» **DESCRIPTION OF THE TASK**: Give, as a bare number, the count of lines that contain the word "title".

» **Excerpts from a figure dataset**:
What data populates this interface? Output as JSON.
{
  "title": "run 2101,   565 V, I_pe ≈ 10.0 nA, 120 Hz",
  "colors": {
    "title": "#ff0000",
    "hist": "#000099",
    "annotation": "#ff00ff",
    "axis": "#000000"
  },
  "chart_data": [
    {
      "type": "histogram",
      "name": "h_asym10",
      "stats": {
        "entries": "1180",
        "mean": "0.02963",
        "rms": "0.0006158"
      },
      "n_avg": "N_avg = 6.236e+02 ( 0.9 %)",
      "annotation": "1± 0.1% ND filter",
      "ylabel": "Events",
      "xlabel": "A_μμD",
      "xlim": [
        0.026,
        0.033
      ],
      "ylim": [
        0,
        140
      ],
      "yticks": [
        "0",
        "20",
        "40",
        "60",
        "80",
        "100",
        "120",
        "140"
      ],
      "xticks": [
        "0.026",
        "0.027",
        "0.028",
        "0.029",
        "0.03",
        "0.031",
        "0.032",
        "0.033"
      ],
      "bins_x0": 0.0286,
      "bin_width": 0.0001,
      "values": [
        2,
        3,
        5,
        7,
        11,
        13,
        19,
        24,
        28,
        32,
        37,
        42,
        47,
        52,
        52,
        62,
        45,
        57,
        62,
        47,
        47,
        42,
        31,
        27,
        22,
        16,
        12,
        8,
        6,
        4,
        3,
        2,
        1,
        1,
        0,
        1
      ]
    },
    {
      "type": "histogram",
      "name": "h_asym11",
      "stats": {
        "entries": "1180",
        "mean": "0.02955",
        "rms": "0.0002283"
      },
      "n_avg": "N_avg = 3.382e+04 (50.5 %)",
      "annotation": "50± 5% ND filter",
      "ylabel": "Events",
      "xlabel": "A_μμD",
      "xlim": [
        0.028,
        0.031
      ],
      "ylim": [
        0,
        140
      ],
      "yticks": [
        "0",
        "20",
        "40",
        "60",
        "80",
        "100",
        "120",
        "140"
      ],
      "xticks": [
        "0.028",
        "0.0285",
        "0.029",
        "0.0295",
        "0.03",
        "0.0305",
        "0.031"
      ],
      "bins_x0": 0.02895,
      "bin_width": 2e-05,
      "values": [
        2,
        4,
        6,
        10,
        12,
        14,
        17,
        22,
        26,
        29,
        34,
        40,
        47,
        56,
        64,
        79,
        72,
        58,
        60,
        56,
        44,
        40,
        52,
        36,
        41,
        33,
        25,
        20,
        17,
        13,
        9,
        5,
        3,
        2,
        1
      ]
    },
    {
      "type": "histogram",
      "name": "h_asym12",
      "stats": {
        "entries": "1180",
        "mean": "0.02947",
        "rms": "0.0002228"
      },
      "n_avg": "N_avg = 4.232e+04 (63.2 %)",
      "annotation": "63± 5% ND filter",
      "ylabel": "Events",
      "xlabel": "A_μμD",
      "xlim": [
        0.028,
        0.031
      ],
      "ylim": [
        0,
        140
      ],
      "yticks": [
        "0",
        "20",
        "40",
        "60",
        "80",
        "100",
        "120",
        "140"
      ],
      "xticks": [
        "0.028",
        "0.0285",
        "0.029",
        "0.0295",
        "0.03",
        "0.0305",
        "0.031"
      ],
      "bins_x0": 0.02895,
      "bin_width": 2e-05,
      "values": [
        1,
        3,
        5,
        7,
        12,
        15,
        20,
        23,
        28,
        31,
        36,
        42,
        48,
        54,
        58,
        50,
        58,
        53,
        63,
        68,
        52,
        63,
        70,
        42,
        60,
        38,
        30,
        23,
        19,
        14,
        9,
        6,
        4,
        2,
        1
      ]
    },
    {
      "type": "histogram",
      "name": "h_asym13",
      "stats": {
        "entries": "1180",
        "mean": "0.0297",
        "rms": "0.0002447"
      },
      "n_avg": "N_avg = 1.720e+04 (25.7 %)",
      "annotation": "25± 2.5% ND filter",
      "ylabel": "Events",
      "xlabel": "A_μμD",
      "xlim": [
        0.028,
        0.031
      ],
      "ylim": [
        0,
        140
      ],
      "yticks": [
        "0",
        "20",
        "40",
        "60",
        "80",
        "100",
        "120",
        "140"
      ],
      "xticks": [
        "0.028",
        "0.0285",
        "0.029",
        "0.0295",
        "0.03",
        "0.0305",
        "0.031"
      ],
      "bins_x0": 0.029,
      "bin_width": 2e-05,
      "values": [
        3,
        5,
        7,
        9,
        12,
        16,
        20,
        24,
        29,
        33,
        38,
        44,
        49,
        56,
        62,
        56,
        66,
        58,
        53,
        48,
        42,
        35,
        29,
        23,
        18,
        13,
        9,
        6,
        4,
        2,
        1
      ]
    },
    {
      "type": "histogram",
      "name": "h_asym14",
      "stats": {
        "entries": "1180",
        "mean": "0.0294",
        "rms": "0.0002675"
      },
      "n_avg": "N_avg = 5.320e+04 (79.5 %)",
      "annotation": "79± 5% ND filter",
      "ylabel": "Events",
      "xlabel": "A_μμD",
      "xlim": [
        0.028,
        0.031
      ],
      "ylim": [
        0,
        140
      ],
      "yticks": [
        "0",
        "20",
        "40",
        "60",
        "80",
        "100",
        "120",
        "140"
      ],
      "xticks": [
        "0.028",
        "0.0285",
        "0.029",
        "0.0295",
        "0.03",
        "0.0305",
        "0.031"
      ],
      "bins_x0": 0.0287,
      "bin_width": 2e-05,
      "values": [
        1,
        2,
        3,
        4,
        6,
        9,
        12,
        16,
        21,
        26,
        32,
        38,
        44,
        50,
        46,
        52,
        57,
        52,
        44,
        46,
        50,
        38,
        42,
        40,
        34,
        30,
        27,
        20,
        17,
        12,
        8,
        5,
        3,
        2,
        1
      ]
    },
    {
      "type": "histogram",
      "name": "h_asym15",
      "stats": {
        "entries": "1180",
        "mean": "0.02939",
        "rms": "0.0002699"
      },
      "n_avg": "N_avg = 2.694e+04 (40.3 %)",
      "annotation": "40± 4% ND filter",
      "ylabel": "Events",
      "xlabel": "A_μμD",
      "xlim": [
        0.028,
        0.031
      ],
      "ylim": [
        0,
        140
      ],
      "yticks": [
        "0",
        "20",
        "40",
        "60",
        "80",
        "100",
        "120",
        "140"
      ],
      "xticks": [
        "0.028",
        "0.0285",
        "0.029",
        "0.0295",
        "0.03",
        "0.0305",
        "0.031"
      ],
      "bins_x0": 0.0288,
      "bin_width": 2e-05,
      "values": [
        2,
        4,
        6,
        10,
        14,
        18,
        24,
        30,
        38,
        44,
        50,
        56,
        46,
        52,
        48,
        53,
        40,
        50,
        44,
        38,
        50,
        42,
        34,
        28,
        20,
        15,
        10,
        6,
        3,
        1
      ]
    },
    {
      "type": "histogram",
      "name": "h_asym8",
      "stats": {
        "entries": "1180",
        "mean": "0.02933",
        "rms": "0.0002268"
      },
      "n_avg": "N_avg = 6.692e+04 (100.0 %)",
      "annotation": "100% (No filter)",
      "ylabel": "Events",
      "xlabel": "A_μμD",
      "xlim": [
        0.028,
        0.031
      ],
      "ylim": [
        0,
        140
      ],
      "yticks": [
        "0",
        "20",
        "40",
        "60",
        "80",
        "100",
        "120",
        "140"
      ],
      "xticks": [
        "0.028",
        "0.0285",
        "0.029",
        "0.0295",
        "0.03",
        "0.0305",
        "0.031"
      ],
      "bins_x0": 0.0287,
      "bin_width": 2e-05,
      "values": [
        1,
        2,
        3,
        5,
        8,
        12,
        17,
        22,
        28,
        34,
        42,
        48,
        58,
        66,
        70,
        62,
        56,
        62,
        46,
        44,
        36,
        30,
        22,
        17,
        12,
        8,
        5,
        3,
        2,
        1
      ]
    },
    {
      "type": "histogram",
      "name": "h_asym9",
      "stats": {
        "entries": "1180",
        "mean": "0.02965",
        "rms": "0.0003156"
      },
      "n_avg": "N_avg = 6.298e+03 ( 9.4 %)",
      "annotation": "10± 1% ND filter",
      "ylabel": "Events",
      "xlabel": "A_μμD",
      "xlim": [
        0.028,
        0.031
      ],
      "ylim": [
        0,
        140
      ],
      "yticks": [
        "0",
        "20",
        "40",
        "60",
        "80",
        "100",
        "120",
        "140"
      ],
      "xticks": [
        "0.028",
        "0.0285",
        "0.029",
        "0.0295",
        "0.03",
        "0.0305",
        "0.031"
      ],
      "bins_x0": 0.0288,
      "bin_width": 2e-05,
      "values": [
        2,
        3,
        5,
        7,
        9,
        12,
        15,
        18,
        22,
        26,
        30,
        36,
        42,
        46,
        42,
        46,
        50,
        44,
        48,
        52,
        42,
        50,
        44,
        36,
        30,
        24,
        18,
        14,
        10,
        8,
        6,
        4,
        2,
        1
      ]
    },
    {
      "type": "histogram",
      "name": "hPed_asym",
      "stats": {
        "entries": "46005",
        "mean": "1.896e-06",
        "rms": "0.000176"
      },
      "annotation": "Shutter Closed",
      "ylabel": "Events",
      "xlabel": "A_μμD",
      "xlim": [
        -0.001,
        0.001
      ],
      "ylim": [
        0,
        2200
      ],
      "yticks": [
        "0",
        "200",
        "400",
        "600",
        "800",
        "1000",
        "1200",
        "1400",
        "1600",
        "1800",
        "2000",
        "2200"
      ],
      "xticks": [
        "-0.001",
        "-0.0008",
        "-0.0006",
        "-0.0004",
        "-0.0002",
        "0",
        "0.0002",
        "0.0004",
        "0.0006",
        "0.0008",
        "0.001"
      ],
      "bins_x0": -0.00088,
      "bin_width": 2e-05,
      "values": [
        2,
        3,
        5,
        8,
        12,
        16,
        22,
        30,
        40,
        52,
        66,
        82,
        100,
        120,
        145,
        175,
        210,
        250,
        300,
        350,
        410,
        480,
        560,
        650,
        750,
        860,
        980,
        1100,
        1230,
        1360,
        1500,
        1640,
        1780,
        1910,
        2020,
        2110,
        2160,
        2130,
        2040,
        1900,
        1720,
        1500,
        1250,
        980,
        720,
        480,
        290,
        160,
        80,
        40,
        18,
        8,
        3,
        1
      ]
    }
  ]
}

» **TASK RESPONSE**: 2